### Page excerpt
§

NVIDIA DGX SuperPOD: Release Notes 10.24.09#
Introduction#
This document covers the NVIDIA Base Command™ Manager (BCM) 10.24.09 software release on NVIDIA DGX SuperPOD™ configurations. Except for Component Versions, the information herein is the same as in the NVIDIA Base Command Manager Release Notes.
Information about BCM and DGX SuperPOD is available at:
Component Versions#
DGX SuperPOD component versions for this release are in Table 1.

§

[Dataset excerpt]

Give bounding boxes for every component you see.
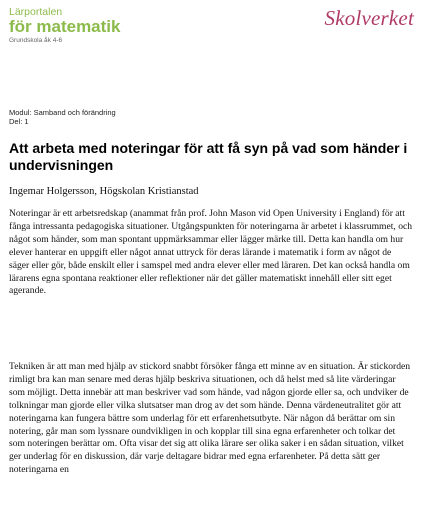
part-label: Del: 1 <box>9 117 29 126</box>
document-title: Att arbeta med noteringar för att få syn på vad som händer i undervisningen <box>9 140 408 173</box>
paragraph-1: Noteringar är ett arbetsredskap (anammat från prof. John Mason vid Open University i England) för att fånga intressanta pedagogiska situationer. Utgångspunkten för noteringarna är arbetet i klassrummet, och något som händer, som man spontant uppmärksammar eller lägger märke till. Detta kan handla om hur elever hanterar en uppgift eller något annat uttryck för deras lärande i matematik i form av något de säger eller gör, både enskilt eller i samspel med andra elever eller med läraren. Det kan också handla om lärarens egna spontana reaktioner eller reflektioner när det gäller matematiskt innehåll eller sitt eget agerande. <box>9 208 413 297</box>
brand-main-text: för matematik <box>9 17 121 36</box>
author-line: Ingemar Holgersson, Högskolan Kristianstad <box>9 186 199 197</box>
document-meta <box>9 108 116 126</box>
paragraph-2: Tekniken är att man med hjälp av stickord snabbt försöker fånga ett minne av en situation. Är stickorden rimligt bra kan man senare med deras hjälp beskriva situationen, och då helst med så lite värderingar som möjligt. Detta innebär att man beskriver vad som hände, vad någon gjorde eller sa, och undviker de tolkningar man gjorde eller vilka slutsatser man drog av det som hände. Denna värdeneutralitet gör att noteringarna kan fungera bättre som underlag för ett erfarenhetsutbyte. När någon då berättar om sin notering, går man som lyssnare oundvikligen in och kopplar till sina egna erfarenheter och tolkar det som noteringen berättar om. Ofta visar det sig att olika lärare ser olika saker i en sådan situation, vilket ger underlag för en diskussion, där varje deltagare bidrar med egna erfarenheter. På detta sätt ger noteringarna en <box>9 361 411 476</box>
module-label: Modul: Samband och förändring <box>9 108 116 117</box>
lararportalen-brand[interactable] <box>9 7 120 45</box>
brand-grade-text: Grundskola åk 4-6 <box>9 37 63 44</box>
brand-top-text: Lärportalen <box>9 6 63 18</box>
skolverket-logo[interactable]: Skolverket <box>324 6 414 30</box>
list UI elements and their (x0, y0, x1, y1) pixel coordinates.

§

### Directives
a: According to the release notes, which information differs from what appears in the NVIDIA Base Command Manager Release Notes?
b: From the release notes, reproduce the stretch from "NVIDIA DGX SuperPOD: Release" through "in Table 1.".
Rely only on the release notes text, not on the material.

### Solutions below
a: The Component Versions.

b:
NVIDIA DGX SuperPOD: Release Notes 10.24.09#
Introduction#
This document covers the NVIDIA Base Command™ Manager (BCM) 10.24.09 software release on NVIDIA DGX SuperPOD™ configurations. Except for Component Versions, the information herein is the same as in the NVIDIA Base Command Manager Release Notes.
Information about BCM and DGX SuperPOD is available at:
Component Versions#
DGX SuperPOD component versions for this release are in Table 1.